> [Task brief] Continue the announcement of the 2019 Governor General's Awards in Visual and Media Arts winners below, picking up right after its final sentence.

> [Passage to read]
** Start **

The Canada Council for the Arts Reveals the 2019 GGArts Winners

February 13, 2019
2019 GGArts Winners

Ottawa, February 13, 2019 – The Canada Council for the Arts today revealed the winners of the 2019 Governor General's Awards in Visual and Media Arts. This year, eight artists are being honoured with these awards for their exceptional careers.

The winners were selected by a peer committee. In recognition of their excellent work, the artists will receive a $25,000 prize and a bronze medallion at a celebration to take place on March 28 at Rideau Hall. Additionally, some of their works will be displayed at the National Gallery of Canada in the coming months. What’s more, original short films featuring each of the artists have been created in their honour.

“Throughout their outstanding careers, these artists have moved us, provoked us and stunned us. They have shifted our outlooks toward new horizons, compelling us to see the world differently and sometimes even to take a stand on certain issues. Above all, they have triggered reflections within each of us that go far beyond words and images.”

— Simon Brault, Director and CEO, Canada Council for the Arts

The 2019 winners are:

Saidye Bronfman Award

Susan Edgerley, Glass Artist (Val-Morin, Quebec)

“Susan’s artistic creations explore the subtle and sensitive avenues of life. They combine female sensibility, poetry, nature, vulnerability, time, and ingenuity with technical excellence, originality, and a deep understanding of art and of her craft.” — Christian Poulin, Director General, Espace VERRE (nominator)

Outstanding Contribution

Lee-Ann Martin, Independent Curator (Carp, Ontario)

“[Lee-Ann Martin] embodies the artist’s dream curator: always thorough and thoughtful, her unbridled enthusiasm and tireless work has helped us tell our stories, in all their weird and wonderful manifestations.” — Mary Anne Barkhouse, Visual Artist

Lifetime Artistic Achievement Award

Stephen Andrews, Visual Artist (Toronto, Ontario)

“For several decades, Stephen Andrews has grappled with the fragile state of our world with inventiveness and commitment. The effects of AIDS, escalating warfare and surveillance, and the de-centered world of global capitalism have made an indelible mark upon his work. — Jessica Bradley, Independent Curator, and Marnie Fleming, Curator Emerita, Oakville Galleries (nominators)

Marlene Creates, Visual Artist (Portugal Cove, Newfoundland and Labrador)

“Marlene Creates proceeds like a quintessential phenomenologist . . . her work has depended on a condition of acute receptivity—a kind of porousness—in which she opens herself to a place, a situation, a set of circumstances...” — Susan Gibson Garvey, Curator

COZIC (Yvon Cozic and Monic Brassard), Visual Artist (Sainte-Anne-de-la-Rochelle, Quebec)

“Through its original approach and unwavering engagement, and its unfaltering openness to post-modern practices and broader international trends, COZIC has proven that it belongs in that fortunate set of artists who have left a mark.” — Gilles Lapointe, Associate Professor, UQAM Art History Department (nominator)

** End **

> [Recorded data]
** Start **

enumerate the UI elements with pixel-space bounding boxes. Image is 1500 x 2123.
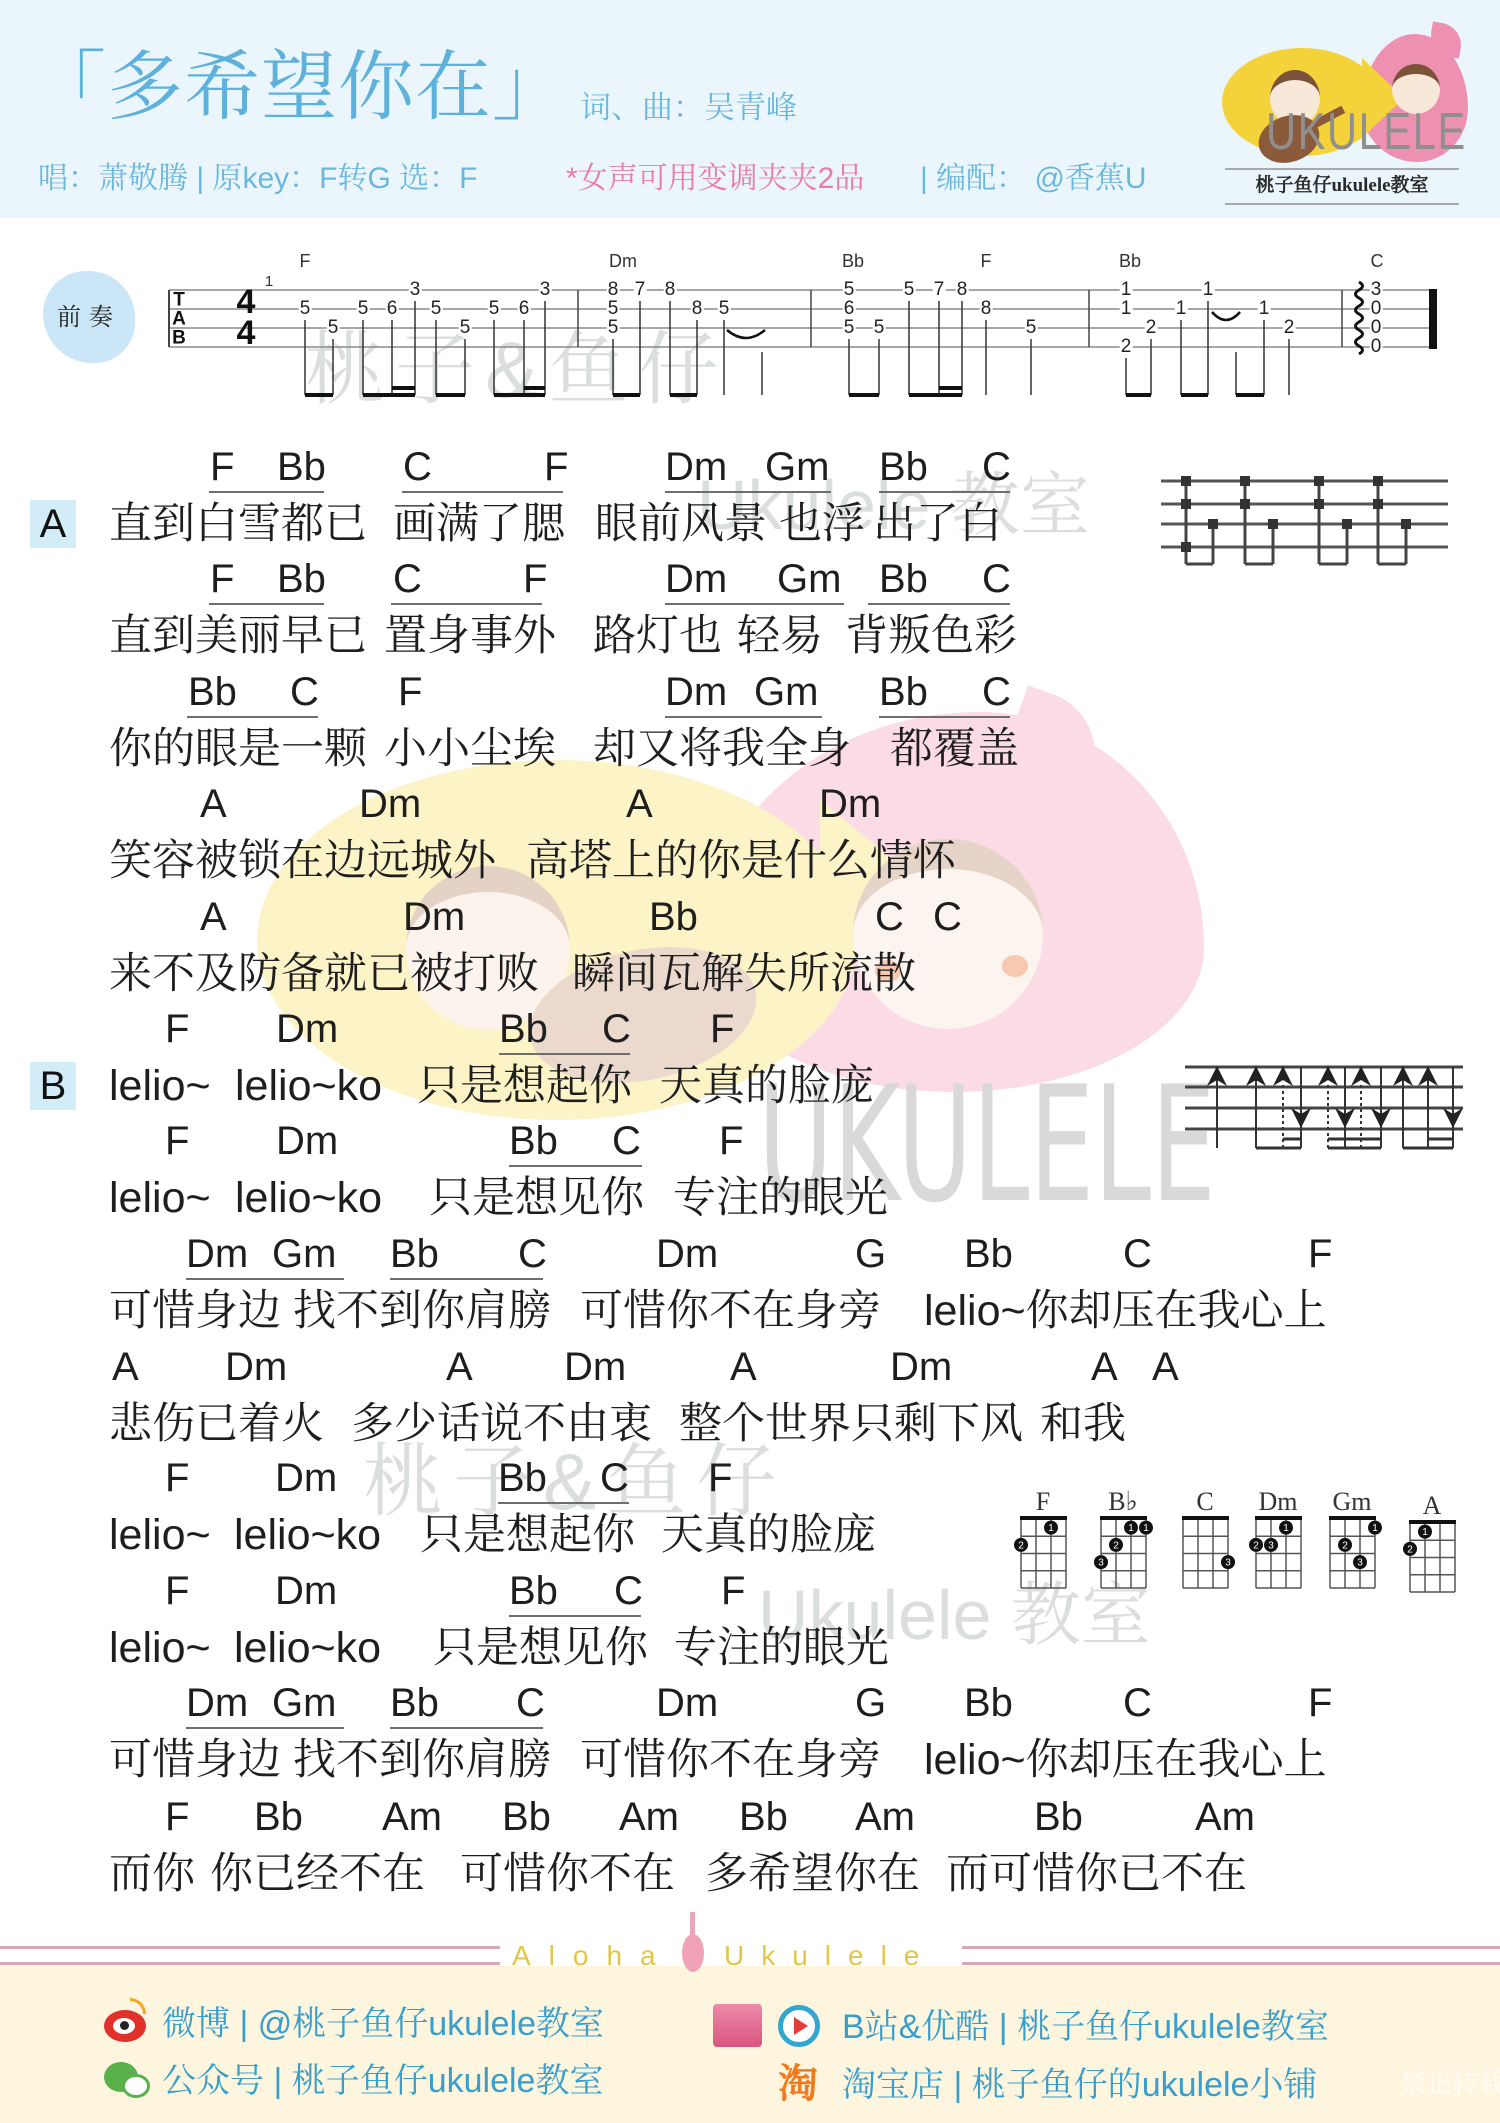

** End **

> [The output]
Ali Kazimi, Filmmaker and Media Artist (Toronto, Ontario)

“His larger project of elucidating the often-underexposed histories and experiences of racialized peoples, and exploring complex intersections of colonialism, racism, and immigration through the moving image, has significantly contributed to Canadian cinema and video art.” — Karen Tisch, Arts Consultant and Director General of the Koffler Centre of the Arts (nominator)

Andrew James Paterson, Media Artist (Toronto, Ontario)

“Drawing on many references, including literature, philosophy, queer aesthetics, performance art, and music, the media art practice of Andrew James Paterson has developed in just over nearly 40 years into a complex body of work that defies singular categorization.” — Scott Miller Berry, Managing Director, Workman Arts, former Executive Director of the Images Festival, and Filmmaker (nominator)

Jeff Thomas, Photo-based Storyteller and Photographer (Ottawa, Ontario)

“His intelligence, generosity and integrity underpin and inform every aspect of his art, which he uses to make sense of and improve the world. Jeff’s work has changed how we see the world and given us intellectual tools for critical agency that we cannot afford to be without.” — Dr. Richard Hill, Canada Research Chair in Indigenous Studies, Emily Carr University of Art & Design

Composition of the peer assessment committees for 2019

Saidye Bronfman Award

  • Corrine Hunt, Visual Artist and Jeweller (Tsakis, British Columbia)
  • Denis Longchamps, Director General, Curator and Critic (Hamilton, Ontario)
  • Marcel Marois, Tapestry Weaver (Québec, Quebec)
  • Alexandra McCurdy, Royal Canadian Academy of Arts Member, Ceramics Artist (Halifax, Nova Scotia)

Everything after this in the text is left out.